**TASK OBJECTIVE**: Only lines holding the string "lượng" are wanted; copy each one from the material.

**DATA FOR THE TASK**:
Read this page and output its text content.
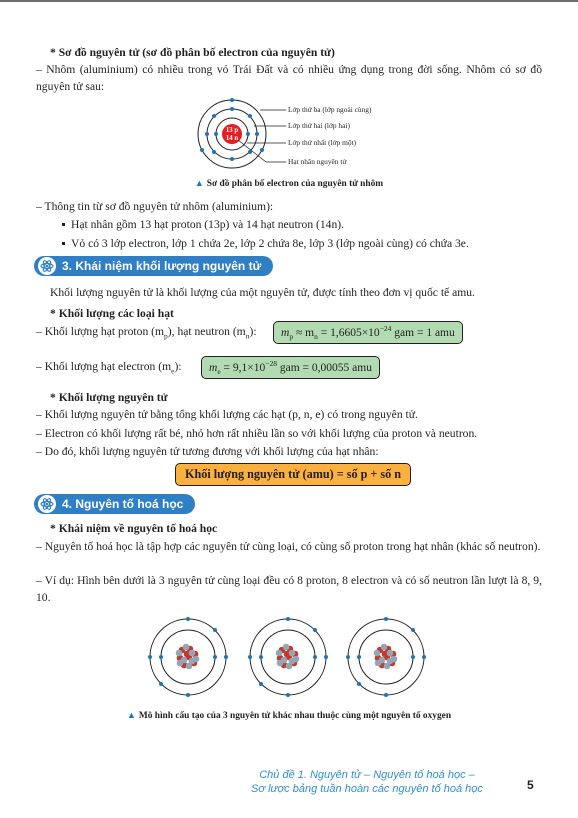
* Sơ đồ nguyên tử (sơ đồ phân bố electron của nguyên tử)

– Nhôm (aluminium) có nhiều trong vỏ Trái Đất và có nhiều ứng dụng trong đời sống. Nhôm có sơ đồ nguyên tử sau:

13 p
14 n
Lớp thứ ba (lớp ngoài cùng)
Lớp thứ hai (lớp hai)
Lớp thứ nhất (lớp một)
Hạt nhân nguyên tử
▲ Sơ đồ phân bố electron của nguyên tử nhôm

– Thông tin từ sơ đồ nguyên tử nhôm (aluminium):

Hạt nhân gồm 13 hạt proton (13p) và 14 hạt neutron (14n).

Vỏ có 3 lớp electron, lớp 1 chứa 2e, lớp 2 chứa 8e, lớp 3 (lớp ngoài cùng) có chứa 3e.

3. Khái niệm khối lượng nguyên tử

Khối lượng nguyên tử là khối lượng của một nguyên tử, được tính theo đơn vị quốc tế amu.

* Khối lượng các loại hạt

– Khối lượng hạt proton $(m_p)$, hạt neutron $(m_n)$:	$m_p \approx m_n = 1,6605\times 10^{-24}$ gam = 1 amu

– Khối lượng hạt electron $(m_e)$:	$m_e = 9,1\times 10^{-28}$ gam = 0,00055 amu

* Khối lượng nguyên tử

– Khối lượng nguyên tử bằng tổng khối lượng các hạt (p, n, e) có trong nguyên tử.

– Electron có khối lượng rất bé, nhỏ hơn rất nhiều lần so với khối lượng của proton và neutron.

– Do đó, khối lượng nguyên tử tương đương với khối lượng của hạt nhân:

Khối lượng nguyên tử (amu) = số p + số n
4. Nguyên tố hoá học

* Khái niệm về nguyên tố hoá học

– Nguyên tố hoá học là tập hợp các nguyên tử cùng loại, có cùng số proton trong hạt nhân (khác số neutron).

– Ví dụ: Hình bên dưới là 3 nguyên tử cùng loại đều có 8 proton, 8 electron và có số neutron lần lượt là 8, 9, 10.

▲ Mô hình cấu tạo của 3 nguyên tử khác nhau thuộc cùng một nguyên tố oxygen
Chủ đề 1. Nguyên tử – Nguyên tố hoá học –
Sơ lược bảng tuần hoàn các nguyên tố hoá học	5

---

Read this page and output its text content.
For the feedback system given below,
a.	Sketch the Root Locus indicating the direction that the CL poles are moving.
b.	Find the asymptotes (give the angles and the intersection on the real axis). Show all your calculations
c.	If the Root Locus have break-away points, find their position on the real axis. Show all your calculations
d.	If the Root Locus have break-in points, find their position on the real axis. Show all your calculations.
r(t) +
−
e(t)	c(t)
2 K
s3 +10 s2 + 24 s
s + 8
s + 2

**WRITTEN SOLUTION**:
3. Khái niệm khối lượng nguyên tử
Khối lượng nguyên tử là khối lượng của một nguyên tử, được tính theo đơn vị quốc tế amu.
* Khối lượng các loại hạt
– Khối lượng hạt proton $(m_p)$, hạt neutron $(m_n)$:	$m_p \approx m_n = 1,6605\times 10^{-24}$ gam = 1 amu
– Khối lượng hạt electron $(m_e)$:	$m_e = 9,1\times 10^{-28}$ gam = 0,00055 amu
* Khối lượng nguyên tử
– Khối lượng nguyên tử bằng tổng khối lượng các hạt (p, n, e) có trong nguyên tử.
– Electron có khối lượng rất bé, nhỏ hơn rất nhiều lần so với khối lượng của proton và neutron.
– Do đó, khối lượng nguyên tử tương đương với khối lượng của hạt nhân:
Khối lượng nguyên tử (amu) = số p + số n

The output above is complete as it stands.